**Aim of the exercise**
Say how many lines in the entries below mention "being", with no other words.

■ ■ ■

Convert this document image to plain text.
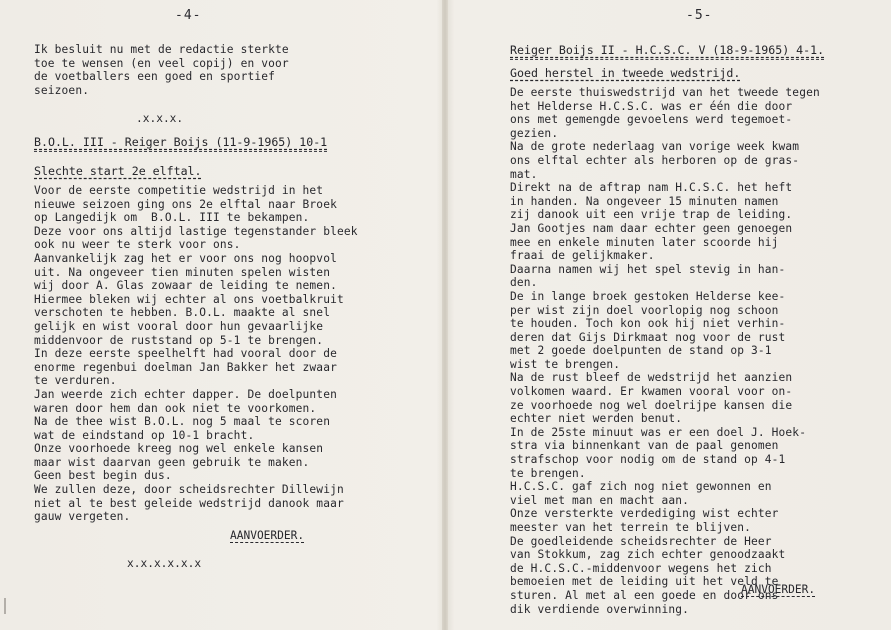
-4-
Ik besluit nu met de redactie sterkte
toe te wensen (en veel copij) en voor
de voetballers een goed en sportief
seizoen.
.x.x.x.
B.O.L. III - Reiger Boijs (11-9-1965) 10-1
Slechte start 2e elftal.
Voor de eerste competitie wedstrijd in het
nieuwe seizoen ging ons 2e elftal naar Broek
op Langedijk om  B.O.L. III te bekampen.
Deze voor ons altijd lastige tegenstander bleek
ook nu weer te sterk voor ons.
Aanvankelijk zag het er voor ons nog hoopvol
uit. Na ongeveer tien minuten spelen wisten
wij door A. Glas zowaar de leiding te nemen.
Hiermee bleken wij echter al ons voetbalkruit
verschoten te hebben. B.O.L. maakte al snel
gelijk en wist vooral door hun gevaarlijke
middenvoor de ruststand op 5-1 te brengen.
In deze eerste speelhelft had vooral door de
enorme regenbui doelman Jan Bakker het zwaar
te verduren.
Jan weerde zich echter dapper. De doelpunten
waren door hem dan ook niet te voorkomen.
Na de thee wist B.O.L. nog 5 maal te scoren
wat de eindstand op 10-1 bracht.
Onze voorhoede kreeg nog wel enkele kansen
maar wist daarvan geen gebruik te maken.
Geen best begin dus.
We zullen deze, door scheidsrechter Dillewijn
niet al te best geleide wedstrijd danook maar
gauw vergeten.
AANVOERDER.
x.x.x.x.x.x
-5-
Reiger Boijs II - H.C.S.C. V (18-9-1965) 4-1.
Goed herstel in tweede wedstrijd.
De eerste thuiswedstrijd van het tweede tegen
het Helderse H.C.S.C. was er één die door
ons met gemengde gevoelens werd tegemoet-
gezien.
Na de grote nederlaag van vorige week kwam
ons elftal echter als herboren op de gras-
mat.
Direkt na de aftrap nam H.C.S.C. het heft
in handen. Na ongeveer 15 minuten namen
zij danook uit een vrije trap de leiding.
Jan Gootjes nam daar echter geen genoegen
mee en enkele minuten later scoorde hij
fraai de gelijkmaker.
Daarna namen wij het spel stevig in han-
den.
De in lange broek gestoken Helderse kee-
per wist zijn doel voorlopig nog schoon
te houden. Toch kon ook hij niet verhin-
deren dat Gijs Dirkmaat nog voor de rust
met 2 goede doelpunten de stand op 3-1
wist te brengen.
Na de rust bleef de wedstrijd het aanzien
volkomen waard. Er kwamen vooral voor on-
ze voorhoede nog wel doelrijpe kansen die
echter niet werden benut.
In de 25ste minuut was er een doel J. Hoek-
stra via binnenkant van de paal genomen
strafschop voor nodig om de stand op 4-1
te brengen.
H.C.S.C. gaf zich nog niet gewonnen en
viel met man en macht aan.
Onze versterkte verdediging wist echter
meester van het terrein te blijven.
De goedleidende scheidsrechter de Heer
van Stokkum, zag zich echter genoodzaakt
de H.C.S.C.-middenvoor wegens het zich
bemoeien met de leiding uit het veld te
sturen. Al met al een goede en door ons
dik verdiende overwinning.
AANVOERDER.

■ ■ ■

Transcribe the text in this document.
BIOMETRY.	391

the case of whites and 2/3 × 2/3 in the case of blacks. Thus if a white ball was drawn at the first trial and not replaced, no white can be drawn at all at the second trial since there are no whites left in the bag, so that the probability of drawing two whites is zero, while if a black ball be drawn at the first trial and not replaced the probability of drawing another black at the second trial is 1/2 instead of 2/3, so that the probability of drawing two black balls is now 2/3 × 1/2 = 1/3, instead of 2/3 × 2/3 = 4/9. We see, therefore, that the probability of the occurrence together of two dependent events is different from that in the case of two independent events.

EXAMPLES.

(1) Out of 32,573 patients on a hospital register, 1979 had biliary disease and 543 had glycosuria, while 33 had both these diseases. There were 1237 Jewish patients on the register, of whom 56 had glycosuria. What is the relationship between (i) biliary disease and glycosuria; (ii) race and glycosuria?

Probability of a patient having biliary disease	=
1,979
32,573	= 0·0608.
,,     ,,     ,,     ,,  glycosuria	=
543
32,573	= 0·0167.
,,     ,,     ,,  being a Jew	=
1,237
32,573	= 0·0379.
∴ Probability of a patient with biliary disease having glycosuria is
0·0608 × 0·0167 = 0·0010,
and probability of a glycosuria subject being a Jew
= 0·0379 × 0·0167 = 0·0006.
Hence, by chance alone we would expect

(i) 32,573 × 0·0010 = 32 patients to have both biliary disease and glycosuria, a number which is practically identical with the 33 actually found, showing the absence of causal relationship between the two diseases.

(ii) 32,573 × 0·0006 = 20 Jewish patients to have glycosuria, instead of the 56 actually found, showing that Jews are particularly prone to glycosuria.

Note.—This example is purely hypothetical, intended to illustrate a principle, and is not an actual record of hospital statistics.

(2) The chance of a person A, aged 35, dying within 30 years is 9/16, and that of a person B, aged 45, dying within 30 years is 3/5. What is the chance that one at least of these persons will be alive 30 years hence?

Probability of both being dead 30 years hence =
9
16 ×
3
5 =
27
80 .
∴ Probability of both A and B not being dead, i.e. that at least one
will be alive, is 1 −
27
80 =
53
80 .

■ ■ ■

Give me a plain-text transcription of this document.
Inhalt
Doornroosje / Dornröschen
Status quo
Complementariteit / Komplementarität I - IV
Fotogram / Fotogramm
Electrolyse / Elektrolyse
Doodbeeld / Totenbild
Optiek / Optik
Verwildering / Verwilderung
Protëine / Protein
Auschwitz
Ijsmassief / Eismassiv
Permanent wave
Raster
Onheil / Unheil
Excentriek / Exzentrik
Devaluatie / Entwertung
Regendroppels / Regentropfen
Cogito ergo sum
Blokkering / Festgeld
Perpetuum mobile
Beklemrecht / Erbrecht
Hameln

■ ■ ■

**Output**
4